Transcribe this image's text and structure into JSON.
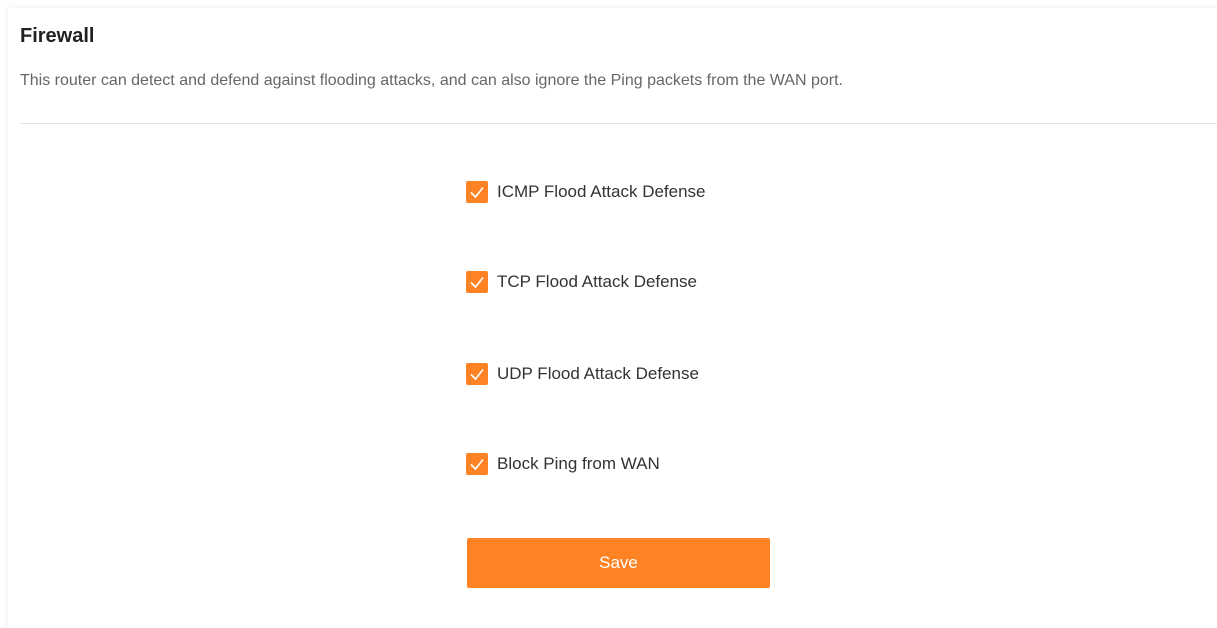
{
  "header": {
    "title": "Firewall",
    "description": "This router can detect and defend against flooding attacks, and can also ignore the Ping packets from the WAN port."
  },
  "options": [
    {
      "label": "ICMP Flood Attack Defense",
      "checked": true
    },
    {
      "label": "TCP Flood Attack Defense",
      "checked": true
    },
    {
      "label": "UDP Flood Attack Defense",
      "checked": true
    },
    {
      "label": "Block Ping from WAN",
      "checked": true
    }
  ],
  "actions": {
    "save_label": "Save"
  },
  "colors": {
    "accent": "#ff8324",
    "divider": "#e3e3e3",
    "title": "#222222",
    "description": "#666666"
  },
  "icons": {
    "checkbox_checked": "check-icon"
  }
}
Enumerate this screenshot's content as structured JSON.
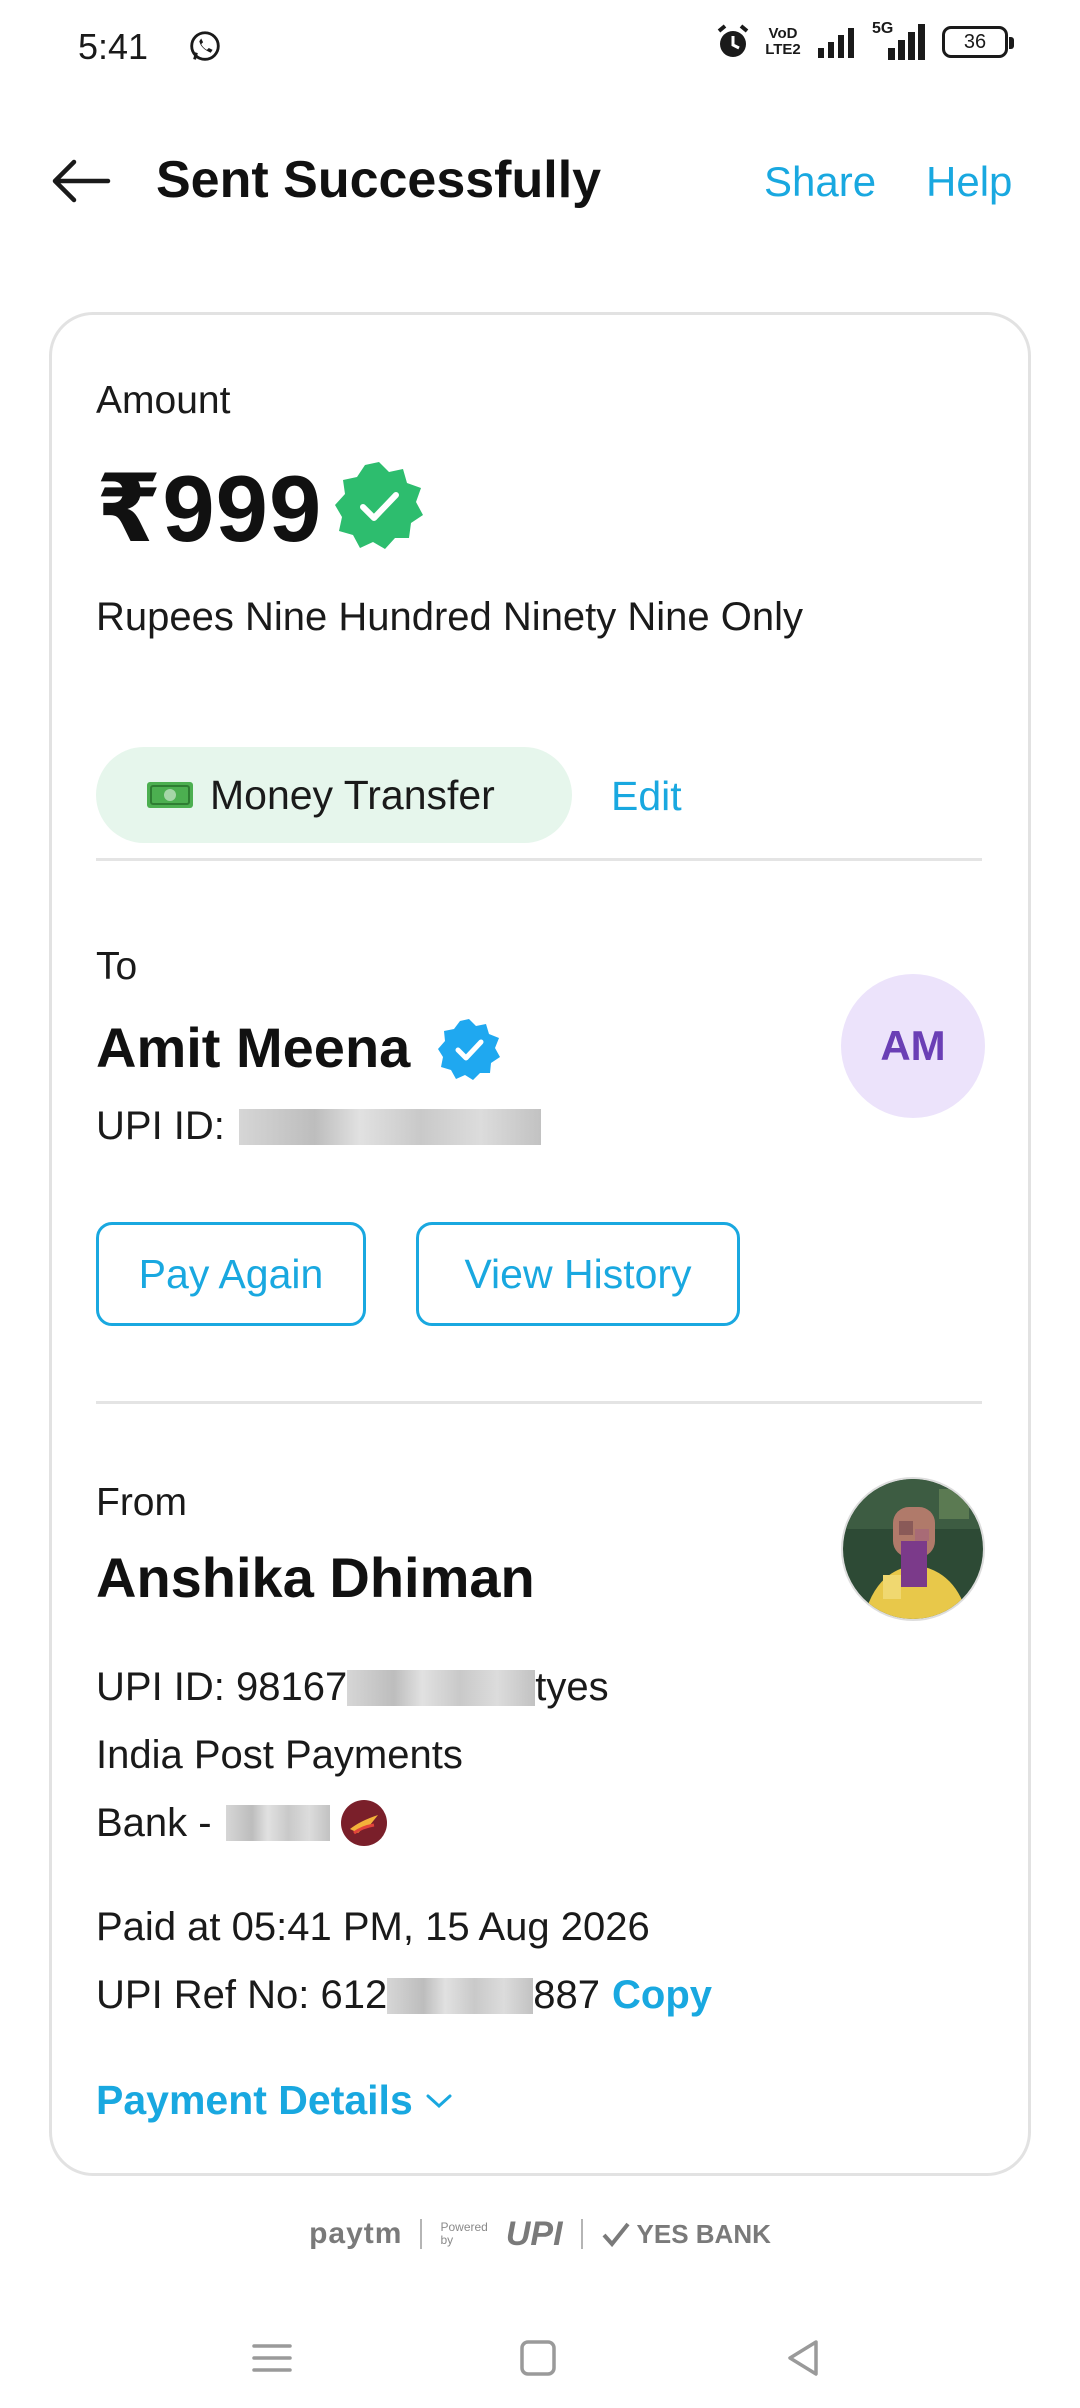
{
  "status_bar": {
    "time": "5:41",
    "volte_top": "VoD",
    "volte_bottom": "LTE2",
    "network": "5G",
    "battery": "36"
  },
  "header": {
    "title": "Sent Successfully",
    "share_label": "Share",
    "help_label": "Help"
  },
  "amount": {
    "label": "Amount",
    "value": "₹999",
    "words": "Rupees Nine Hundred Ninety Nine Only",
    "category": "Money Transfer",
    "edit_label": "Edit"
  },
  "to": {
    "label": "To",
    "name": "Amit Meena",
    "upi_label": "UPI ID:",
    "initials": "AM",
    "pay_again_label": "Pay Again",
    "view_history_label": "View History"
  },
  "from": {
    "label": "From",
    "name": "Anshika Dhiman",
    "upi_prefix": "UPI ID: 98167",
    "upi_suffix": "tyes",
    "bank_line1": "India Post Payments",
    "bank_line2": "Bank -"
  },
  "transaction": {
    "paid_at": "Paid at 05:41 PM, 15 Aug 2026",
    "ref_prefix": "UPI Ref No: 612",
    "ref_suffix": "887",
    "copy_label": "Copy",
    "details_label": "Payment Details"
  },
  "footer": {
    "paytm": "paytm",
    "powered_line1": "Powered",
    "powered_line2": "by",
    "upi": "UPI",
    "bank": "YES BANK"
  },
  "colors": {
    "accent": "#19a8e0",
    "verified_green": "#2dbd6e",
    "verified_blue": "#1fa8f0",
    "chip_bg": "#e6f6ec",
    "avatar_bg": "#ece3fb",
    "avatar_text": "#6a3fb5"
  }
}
★ ★ ★ ★ ★ ★ ★
**To be done**. Copy the material shown above in full and exactly. Skip the pictures.

**Exercise response**.
Transcribe this image's text and structure into JSON.
{
  "header": {
    "title": "Firewall",
    "description": "This router can detect and defend against flooding attacks, and can also ignore the Ping packets from the WAN port."
  },
  "options": [
    {
      "label": "ICMP Flood Attack Defense",
      "checked": true
    },
    {
      "label": "TCP Flood Attack Defense",
      "checked": true
    },
    {
      "label": "UDP Flood Attack Defense",
      "checked": true
    },
    {
      "label": "Block Ping from WAN",
      "checked": true
    }
  ],
  "actions": {
    "save_label": "Save"
  },
  "colors": {
    "accent": "#ff8324",
    "divider": "#e3e3e3",
    "title": "#222222",
    "description": "#666666"
  },
  "icons": {
    "checkbox_checked": "check-icon"
  }
}
Enumerate this screenshot's content as structured JSON.
{
  "status_bar": {
    "time": "5:41",
    "volte_top": "VoD",
    "volte_bottom": "LTE2",
    "network": "5G",
    "battery": "36"
  },
  "header": {
    "title": "Sent Successfully",
    "share_label": "Share",
    "help_label": "Help"
  },
  "amount": {
    "label": "Amount",
    "value": "₹999",
    "words": "Rupees Nine Hundred Ninety Nine Only",
    "category": "Money Transfer",
    "edit_label": "Edit"
  },
  "to": {
    "label": "To",
    "name": "Amit Meena",
    "upi_label": "UPI ID:",
    "initials": "AM",
    "pay_again_label": "Pay Again",
    "view_history_label": "View History"
  },
  "from": {
    "label": "From",
    "name": "Anshika Dhiman",
    "upi_prefix": "UPI ID: 98167",
    "upi_suffix": "tyes",
    "bank_line1": "India Post Payments",
    "bank_line2": "Bank -"
  },
  "transaction": {
    "paid_at": "Paid at 05:41 PM, 15 Aug 2026",
    "ref_prefix": "UPI Ref No: 612",
    "ref_suffix": "887",
    "copy_label": "Copy",
    "details_label": "Payment Details"
  },
  "footer": {
    "paytm": "paytm",
    "powered_line1": "Powered",
    "powered_line2": "by",
    "upi": "UPI",
    "bank": "YES BANK"
  },
  "colors": {
    "accent": "#19a8e0",
    "verified_green": "#2dbd6e",
    "verified_blue": "#1fa8f0",
    "chip_bg": "#e6f6ec",
    "avatar_bg": "#ece3fb",
    "avatar_text": "#6a3fb5"
  }
}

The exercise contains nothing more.